··· PROVIDED RECORDS ···

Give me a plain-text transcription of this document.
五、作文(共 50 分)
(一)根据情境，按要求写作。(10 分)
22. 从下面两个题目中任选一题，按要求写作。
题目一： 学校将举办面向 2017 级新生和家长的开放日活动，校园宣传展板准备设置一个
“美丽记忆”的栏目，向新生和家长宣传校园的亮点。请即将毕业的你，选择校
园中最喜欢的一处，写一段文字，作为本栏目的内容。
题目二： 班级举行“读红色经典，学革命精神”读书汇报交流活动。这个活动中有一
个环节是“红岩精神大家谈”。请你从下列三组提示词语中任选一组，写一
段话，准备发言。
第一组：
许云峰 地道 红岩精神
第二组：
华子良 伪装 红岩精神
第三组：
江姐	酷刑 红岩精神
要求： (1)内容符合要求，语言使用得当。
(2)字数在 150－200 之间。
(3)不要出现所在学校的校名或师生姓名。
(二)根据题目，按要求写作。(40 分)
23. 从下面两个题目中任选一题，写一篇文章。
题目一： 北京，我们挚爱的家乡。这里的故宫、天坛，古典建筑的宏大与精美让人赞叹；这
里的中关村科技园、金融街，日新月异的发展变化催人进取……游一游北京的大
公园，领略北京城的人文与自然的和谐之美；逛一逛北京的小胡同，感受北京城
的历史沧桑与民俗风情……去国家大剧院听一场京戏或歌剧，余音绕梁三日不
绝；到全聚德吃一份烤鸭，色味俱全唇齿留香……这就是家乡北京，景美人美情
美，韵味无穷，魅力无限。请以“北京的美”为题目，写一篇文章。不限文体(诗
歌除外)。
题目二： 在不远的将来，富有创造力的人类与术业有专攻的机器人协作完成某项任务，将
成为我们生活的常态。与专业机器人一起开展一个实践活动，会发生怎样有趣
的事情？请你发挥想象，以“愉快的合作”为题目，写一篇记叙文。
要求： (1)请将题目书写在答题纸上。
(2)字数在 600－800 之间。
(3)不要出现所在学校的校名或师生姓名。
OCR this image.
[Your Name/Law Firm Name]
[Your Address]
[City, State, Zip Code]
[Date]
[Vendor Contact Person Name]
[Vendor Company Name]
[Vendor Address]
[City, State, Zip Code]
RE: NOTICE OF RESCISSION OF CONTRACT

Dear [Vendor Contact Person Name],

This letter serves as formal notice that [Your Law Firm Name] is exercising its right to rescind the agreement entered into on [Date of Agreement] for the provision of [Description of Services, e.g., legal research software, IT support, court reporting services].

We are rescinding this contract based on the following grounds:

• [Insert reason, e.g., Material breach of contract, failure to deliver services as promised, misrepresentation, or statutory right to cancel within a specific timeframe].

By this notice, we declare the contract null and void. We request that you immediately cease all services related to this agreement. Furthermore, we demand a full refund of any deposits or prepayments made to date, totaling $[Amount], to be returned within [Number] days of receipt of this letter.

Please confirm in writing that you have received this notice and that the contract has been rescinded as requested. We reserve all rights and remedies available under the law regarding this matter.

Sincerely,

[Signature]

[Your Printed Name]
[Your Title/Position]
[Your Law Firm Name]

···

# TASK TO CARRY OUT
Retype the data exactly as given.

# EXERCISE RESULT
Give me a plain-text transcription of this document.
五、作文(共 50 分)
(一)根据情境，按要求写作。(10 分)
22. 从下面两个题目中任选一题，按要求写作。
题目一： 学校将举办面向 2017 级新生和家长的开放日活动，校园宣传展板准备设置一个
“美丽记忆”的栏目，向新生和家长宣传校园的亮点。请即将毕业的你，选择校
园中最喜欢的一处，写一段文字，作为本栏目的内容。
题目二： 班级举行“读红色经典，学革命精神”读书汇报交流活动。这个活动中有一
个环节是“红岩精神大家谈”。请你从下列三组提示词语中任选一组，写一
段话，准备发言。
第一组：
许云峰 地道 红岩精神
第二组：
华子良 伪装 红岩精神
第三组：
江姐	酷刑 红岩精神
要求： (1)内容符合要求，语言使用得当。
(2)字数在 150－200 之间。
(3)不要出现所在学校的校名或师生姓名。
(二)根据题目，按要求写作。(40 分)
23. 从下面两个题目中任选一题，写一篇文章。
题目一： 北京，我们挚爱的家乡。这里的故宫、天坛，古典建筑的宏大与精美让人赞叹；这
里的中关村科技园、金融街，日新月异的发展变化催人进取……游一游北京的大
公园，领略北京城的人文与自然的和谐之美；逛一逛北京的小胡同，感受北京城
的历史沧桑与民俗风情……去国家大剧院听一场京戏或歌剧，余音绕梁三日不
绝；到全聚德吃一份烤鸭，色味俱全唇齿留香……这就是家乡北京，景美人美情
美，韵味无穷，魅力无限。请以“北京的美”为题目，写一篇文章。不限文体(诗
歌除外)。
题目二： 在不远的将来，富有创造力的人类与术业有专攻的机器人协作完成某项任务，将
成为我们生活的常态。与专业机器人一起开展一个实践活动，会发生怎样有趣
的事情？请你发挥想象，以“愉快的合作”为题目，写一篇记叙文。
要求： (1)请将题目书写在答题纸上。
(2)字数在 600－800 之间。
(3)不要出现所在学校的校名或师生姓名。
OCR this image.
[Your Name/Law Firm Name]
[Your Address]
[City, State, Zip Code]
[Date]
[Vendor Contact Person Name]
[Vendor Company Name]
[Vendor Address]
[City, State, Zip Code]
RE: NOTICE OF RESCISSION OF CONTRACT

Dear [Vendor Contact Person Name],

This letter serves as formal notice that [Your Law Firm Name] is exercising its right to rescind the agreement entered into on [Date of Agreement] for the provision of [Description of Services, e.g., legal research software, IT support, court reporting services].

We are rescinding this contract based on the following grounds:

• [Insert reason, e.g., Material breach of contract, failure to deliver services as promised, misrepresentation, or statutory right to cancel within a specific timeframe].

By this notice, we declare the contract null and void. We request that you immediately cease all services related to this agreement. Furthermore, we demand a full refund of any deposits or prepayments made to date, totaling $[Amount], to be returned within [Number] days of receipt of this letter.

Please confirm in writing that you have received this notice and that the contract has been rescinded as requested. We reserve all rights and remedies available under the law regarding this matter.

Sincerely,

[Signature]

[Your Printed Name]
[Your Title/Position]
[Your Law Firm Name]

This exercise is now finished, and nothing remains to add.